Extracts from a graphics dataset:

↓↓↓

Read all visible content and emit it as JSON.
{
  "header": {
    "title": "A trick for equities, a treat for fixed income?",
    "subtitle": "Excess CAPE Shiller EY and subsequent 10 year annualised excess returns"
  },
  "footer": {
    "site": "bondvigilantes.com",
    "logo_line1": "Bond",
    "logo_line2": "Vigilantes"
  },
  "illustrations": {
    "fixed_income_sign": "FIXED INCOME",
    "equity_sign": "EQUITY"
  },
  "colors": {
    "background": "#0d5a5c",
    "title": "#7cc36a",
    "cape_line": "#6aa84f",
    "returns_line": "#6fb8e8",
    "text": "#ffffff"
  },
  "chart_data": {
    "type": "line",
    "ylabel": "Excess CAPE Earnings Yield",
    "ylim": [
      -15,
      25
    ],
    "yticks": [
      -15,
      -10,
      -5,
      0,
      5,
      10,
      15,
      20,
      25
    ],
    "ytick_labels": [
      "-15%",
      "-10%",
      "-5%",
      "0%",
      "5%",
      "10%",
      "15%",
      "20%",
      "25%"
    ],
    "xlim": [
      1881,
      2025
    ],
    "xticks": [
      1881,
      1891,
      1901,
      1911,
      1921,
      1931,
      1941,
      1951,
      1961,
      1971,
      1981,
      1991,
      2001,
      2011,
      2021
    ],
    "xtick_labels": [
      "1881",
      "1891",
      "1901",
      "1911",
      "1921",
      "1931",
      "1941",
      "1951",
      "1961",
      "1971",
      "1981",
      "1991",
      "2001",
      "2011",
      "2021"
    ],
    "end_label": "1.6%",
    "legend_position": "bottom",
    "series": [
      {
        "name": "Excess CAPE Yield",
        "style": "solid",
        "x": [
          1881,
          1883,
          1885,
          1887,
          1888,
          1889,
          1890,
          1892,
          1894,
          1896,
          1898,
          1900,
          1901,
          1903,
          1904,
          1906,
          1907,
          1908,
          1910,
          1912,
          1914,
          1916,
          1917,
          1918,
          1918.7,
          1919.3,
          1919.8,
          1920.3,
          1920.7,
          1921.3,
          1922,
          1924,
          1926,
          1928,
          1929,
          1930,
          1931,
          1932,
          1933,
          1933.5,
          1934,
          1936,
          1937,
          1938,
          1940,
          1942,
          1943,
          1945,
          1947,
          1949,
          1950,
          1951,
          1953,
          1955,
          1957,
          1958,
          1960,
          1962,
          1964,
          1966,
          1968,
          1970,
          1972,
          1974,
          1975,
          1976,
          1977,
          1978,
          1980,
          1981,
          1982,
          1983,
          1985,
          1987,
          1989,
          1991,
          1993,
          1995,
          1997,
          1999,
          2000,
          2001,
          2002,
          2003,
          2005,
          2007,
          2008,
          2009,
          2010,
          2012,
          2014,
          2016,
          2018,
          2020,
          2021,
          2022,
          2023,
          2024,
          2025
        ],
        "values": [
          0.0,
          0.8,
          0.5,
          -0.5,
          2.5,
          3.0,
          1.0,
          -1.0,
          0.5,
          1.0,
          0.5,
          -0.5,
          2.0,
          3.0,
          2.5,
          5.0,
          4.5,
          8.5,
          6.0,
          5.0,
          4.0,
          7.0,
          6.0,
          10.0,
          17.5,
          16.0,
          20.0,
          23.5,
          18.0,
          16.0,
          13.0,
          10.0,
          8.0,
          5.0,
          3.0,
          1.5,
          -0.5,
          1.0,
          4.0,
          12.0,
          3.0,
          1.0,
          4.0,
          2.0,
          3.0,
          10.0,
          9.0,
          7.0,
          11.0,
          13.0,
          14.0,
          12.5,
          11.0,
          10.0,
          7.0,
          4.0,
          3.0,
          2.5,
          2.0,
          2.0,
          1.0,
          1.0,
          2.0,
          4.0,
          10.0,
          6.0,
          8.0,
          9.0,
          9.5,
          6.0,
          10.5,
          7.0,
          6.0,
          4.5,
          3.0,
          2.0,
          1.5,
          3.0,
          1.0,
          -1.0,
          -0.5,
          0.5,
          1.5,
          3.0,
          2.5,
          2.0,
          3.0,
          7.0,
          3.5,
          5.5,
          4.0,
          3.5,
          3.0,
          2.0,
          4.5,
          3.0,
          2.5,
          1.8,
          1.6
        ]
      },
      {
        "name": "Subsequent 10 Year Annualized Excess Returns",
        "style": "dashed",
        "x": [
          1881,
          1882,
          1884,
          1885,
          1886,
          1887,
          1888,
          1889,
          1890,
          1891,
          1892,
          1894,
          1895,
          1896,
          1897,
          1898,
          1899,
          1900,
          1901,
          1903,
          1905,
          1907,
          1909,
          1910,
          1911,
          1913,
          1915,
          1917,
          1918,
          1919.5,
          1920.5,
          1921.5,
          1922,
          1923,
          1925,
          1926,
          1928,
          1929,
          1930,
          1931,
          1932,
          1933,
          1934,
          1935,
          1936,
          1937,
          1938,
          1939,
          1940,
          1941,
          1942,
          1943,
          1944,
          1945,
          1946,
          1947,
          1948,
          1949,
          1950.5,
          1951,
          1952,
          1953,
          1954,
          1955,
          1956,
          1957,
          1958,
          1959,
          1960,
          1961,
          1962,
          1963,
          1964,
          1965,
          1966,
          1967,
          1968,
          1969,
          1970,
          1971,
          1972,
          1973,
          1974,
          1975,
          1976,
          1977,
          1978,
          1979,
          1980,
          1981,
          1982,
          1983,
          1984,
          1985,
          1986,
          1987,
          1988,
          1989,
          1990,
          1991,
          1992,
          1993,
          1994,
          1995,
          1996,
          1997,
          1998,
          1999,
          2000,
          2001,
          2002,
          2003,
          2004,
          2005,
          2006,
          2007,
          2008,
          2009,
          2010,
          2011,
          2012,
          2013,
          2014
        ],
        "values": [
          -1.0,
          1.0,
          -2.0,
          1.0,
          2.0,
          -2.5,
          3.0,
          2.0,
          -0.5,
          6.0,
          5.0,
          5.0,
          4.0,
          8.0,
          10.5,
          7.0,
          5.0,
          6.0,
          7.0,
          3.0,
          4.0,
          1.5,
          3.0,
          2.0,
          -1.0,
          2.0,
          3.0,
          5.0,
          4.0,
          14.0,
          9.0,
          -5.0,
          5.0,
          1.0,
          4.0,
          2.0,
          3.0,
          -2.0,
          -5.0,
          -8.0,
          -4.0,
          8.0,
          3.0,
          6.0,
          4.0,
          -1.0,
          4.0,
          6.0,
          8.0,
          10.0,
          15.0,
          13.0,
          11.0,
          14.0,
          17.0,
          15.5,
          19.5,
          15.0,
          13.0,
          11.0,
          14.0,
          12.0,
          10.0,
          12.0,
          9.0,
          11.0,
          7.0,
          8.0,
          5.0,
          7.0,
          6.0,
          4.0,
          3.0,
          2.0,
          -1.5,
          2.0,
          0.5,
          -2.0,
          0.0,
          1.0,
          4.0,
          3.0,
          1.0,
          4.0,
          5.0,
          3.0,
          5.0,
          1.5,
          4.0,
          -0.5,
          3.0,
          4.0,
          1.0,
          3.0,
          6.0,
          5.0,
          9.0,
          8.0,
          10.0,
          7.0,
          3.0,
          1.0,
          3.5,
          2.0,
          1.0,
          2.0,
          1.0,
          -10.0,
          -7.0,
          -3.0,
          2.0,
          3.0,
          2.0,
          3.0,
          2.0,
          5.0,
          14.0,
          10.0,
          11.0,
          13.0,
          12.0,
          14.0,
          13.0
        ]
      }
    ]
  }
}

↑↑↑

◆ **What the task asks**
Above are several records. Count the lines among them that contain "Excess" and give only the total.

◆ **Exercise solution**
4